### Aim:
Can you retype every record below exactly as written?

### Records provided:
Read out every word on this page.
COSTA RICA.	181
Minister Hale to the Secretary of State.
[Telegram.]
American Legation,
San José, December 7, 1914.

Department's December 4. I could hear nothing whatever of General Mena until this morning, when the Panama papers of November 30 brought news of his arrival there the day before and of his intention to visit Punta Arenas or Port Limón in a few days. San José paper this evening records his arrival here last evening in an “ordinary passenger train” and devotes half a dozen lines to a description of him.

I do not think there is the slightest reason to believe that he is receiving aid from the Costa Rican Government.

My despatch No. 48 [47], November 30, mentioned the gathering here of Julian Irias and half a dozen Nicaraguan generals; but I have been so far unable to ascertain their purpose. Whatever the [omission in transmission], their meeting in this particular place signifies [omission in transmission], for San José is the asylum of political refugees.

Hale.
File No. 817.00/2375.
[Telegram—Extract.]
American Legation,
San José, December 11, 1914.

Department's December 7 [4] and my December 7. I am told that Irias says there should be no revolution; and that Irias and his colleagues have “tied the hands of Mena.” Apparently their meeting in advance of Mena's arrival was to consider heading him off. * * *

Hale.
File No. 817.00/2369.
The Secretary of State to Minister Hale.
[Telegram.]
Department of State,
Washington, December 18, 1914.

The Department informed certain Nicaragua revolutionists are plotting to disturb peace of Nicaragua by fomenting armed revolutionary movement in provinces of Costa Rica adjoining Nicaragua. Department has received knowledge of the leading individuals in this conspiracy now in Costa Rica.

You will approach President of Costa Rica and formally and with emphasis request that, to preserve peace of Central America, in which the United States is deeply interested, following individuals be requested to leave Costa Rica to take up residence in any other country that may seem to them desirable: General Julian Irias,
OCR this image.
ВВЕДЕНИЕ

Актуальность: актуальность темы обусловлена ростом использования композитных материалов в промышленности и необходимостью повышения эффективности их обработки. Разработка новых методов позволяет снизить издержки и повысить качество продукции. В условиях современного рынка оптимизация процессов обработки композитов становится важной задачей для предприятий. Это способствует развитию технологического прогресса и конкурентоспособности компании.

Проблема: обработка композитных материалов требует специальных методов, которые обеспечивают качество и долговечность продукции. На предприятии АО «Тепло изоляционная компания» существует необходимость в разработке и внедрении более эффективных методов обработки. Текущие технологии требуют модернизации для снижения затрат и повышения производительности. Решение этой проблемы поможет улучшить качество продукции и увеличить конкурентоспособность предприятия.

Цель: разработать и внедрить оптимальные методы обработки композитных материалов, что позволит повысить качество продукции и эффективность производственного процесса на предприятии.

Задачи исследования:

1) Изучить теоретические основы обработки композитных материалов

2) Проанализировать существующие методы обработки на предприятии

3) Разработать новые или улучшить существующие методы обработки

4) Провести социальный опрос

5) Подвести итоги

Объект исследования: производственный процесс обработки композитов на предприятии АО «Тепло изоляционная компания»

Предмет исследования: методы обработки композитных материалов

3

### Finished answer:
Read out every word on this page.
COSTA RICA.	181
Minister Hale to the Secretary of State.
[Telegram.]
American Legation,
San José, December 7, 1914.

Department's December 4. I could hear nothing whatever of General Mena until this morning, when the Panama papers of November 30 brought news of his arrival there the day before and of his intention to visit Punta Arenas or Port Limón in a few days. San José paper this evening records his arrival here last evening in an “ordinary passenger train” and devotes half a dozen lines to a description of him.

I do not think there is the slightest reason to believe that he is receiving aid from the Costa Rican Government.

My despatch No. 48 [47], November 30, mentioned the gathering here of Julian Irias and half a dozen Nicaraguan generals; but I have been so far unable to ascertain their purpose. Whatever the [omission in transmission], their meeting in this particular place signifies [omission in transmission], for San José is the asylum of political refugees.

Hale.
File No. 817.00/2375.
[Telegram—Extract.]
American Legation,
San José, December 11, 1914.

Department's December 7 [4] and my December 7. I am told that Irias says there should be no revolution; and that Irias and his colleagues have “tied the hands of Mena.” Apparently their meeting in advance of Mena's arrival was to consider heading him off. * * *

Hale.
File No. 817.00/2369.
The Secretary of State to Minister Hale.
[Telegram.]
Department of State,
Washington, December 18, 1914.

The Department informed certain Nicaragua revolutionists are plotting to disturb peace of Nicaragua by fomenting armed revolutionary movement in provinces of Costa Rica adjoining Nicaragua. Department has received knowledge of the leading individuals in this conspiracy now in Costa Rica.

You will approach President of Costa Rica and formally and with emphasis request that, to preserve peace of Central America, in which the United States is deeply interested, following individuals be requested to leave Costa Rica to take up residence in any other country that may seem to them desirable: General Julian Irias,
OCR this image.
ВВЕДЕНИЕ

Актуальность: актуальность темы обусловлена ростом использования композитных материалов в промышленности и необходимостью повышения эффективности их обработки. Разработка новых методов позволяет снизить издержки и повысить качество продукции. В условиях современного рынка оптимизация процессов обработки композитов становится важной задачей для предприятий. Это способствует развитию технологического прогресса и конкурентоспособности компании.

Проблема: обработка композитных материалов требует специальных методов, которые обеспечивают качество и долговечность продукции. На предприятии АО «Тепло изоляционная компания» существует необходимость в разработке и внедрении более эффективных методов обработки. Текущие технологии требуют модернизации для снижения затрат и повышения производительности. Решение этой проблемы поможет улучшить качество продукции и увеличить конкурентоспособность предприятия.

Цель: разработать и внедрить оптимальные методы обработки композитных материалов, что позволит повысить качество продукции и эффективность производственного процесса на предприятии.

Задачи исследования:

1) Изучить теоретические основы обработки композитных материалов

2) Проанализировать существующие методы обработки на предприятии

3) Разработать новые или улучшить существующие методы обработки

4) Провести социальный опрос

5) Подвести итоги

Объект исследования: производственный процесс обработки композитов на предприятии АО «Тепло изоляционная компания»

Предмет исследования: методы обработки композитных материалов

3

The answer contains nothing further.